Stored entries:
-=-=-=-=-
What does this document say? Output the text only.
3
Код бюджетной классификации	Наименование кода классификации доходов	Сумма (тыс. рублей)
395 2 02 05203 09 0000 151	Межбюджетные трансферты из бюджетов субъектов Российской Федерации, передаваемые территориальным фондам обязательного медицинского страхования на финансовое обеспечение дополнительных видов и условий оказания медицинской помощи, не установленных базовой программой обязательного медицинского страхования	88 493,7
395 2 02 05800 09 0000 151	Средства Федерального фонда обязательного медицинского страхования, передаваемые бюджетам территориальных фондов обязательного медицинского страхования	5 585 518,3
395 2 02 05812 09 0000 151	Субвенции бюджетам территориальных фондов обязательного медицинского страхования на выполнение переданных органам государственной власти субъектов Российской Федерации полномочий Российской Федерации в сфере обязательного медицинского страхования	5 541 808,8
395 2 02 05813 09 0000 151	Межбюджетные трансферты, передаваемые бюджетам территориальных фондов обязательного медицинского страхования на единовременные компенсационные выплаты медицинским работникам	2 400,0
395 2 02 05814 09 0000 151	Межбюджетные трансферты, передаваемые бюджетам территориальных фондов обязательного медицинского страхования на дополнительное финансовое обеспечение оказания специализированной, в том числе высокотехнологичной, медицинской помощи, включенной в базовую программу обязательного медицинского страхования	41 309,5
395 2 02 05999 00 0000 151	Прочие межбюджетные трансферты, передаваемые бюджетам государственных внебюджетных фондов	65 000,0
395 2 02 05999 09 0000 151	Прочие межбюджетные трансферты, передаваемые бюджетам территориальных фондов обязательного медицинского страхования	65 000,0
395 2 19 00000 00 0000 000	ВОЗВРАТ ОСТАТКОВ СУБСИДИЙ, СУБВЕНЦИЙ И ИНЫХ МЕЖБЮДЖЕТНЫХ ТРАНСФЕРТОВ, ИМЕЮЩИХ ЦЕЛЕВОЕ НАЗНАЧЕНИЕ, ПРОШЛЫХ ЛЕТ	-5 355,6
-=-=-=-=-
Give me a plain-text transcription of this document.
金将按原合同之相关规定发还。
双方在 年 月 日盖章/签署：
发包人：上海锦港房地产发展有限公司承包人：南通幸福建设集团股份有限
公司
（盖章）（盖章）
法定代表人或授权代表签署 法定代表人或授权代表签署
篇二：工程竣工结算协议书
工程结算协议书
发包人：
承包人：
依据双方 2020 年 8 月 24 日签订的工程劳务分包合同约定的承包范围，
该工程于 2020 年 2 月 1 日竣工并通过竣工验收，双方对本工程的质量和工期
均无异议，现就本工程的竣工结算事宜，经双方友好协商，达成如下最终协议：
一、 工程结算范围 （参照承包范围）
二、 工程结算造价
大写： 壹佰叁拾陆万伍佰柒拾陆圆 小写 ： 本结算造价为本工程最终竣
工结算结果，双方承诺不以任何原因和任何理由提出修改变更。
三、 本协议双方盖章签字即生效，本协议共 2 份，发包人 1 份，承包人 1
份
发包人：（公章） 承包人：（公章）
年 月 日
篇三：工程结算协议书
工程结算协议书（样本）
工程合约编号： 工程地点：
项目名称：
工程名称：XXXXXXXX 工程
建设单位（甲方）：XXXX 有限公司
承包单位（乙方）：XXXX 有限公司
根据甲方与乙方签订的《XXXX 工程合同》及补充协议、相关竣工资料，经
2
-=-=-=-=-
◆ The exercise
Pick out the lines above containing the word "Федерации", then copy them.

◆ The reply
395 2 02 05203 09 0000 151	Межбюджетные трансферты из бюджетов субъектов Российской Федерации, передаваемые территориальным фондам обязательного медицинского страхования на финансовое обеспечение дополнительных видов и условий оказания медицинской помощи, не установленных базовой программой обязательного медицинского страхования	88 493,7
395 2 02 05812 09 0000 151	Субвенции бюджетам территориальных фондов обязательного медицинского страхования на выполнение переданных органам государственной власти субъектов Российской Федерации полномочий Российской Федерации в сфере обязательного медицинского страхования	5 541 808,8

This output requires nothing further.